(Brief):
Pull from the band saw blade thread, word for word, the passage that begins with "You can order" and ends with "iajon69 (27 Jul 2010)".

(Source passage):
+++
# Best Band Saw Blades



## segovia (27 Jul 2010)

I have bought my band saw blades from Axminster or Rutlands, as thsi is my first bandsaw I have no idea if the blades are any good. Is there a creme de la creme of blades or are they much the same ?

J


----------



## Steve Jones (27 Jul 2010)

I've always used the axcaliber brand from Axminster and had no problems with them.

Steve


----------



## OPJ (27 Jul 2010)

You could try Tuff Saws. It's unlikely that you'd be able to fault the service from Ian though, I couldn't compare these blades to the ones available from Rutlands, as I haven't used them. I have a used a couple of Axcaliber blades though and, for me at least, there's something refreshing about the performances of the Supertuff blades...Maybe it's in the thin-kerf, which makes the blades easier to tension on smaller machines.


----------



## woodbloke (27 Jul 2010)

OPJ":14ig2vod said:


> ...something refreshing about the performances of the Supertuff blades...Maybe it's in the thin-kerf, which makes the blades easier to tension on smaller machines.


You can order (by 'fone) blades from Axminster made using 14thou stock, which is the same I believe as the Tuff blades. I've always used the Ax blades which have been very good (apart from one which was instantly replaced) but I don't know how they compare to the Tuffies - Rob


----------



## iajon69 (27 Jul 2010)

woodbloke":245mwahh said:


> OPJ":245mwahh said:
> 
> 
> > ...something refreshing about the performances of the Supertuff blades...Maybe it's in the thin-kerf, which makes the blades easier to tension on smaller machines.
> ...



Hi Rob, the SuperTuff blades are completely different to the the Axminster ones. They are made from different steel, have different tooth geometry/set and the SuperTuff Fastcut has a completeley new tooth design. 
I've also got 14 though blades but prefer the SuperTuff range as they are just better quality  

Ian


----------



## ondablade (27 Jul 2010)

Strong vote here for Tuff blades too - a recent covert. Notably faster and cleaner cutting than the variety of stock types I'd previously used (the Tuff and M42), very accurate, more easily tensioned, very well joined and very good advice and service.

Plus he's a small guy just getting going on his own after many years employed in the business....


----------



## liamscanlan (27 Jul 2010)

+1 on the Tuff blades - made a big positive difference to my band saw (BAS500)
Excellent service too!

Liam


----------



## Pigeons0_0 (14 Feb 2012)

Hi, I would also recommend Tuff Saws Blades.They are great blades with a long use life.
And a great guy to deal with.
Regards.Bill.


----------



## Steve Maskery (14 Feb 2012)

They are most definitely not all the same! 
Tuff-Tuff-Tuff
Best blades, proper set-up, you'll have your machine purring.
Steve


----------



## pip1954 (14 Feb 2012)
+++
(Given material):
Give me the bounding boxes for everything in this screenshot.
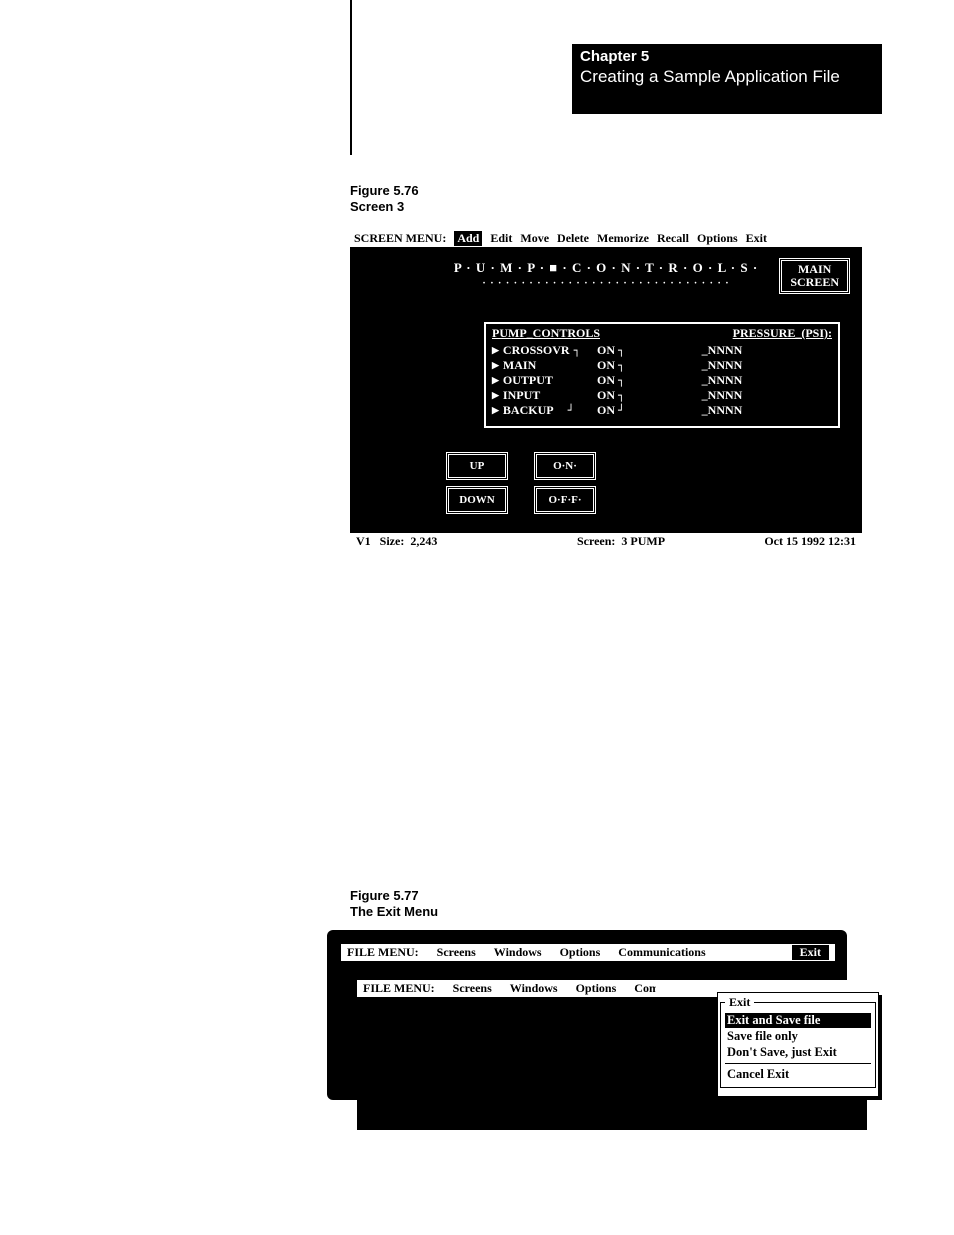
+++
(Response to the exercise):
You can order (by 'fone) blades from Axminster made using 14thou stock, which is the same I believe as the Tuff blades. I've always used the Ax blades which have been very good (apart from one which was instantly replaced) but I don't know how they compare to the Tuffies - Rob


----------



## iajon69 (27 Jul 2010)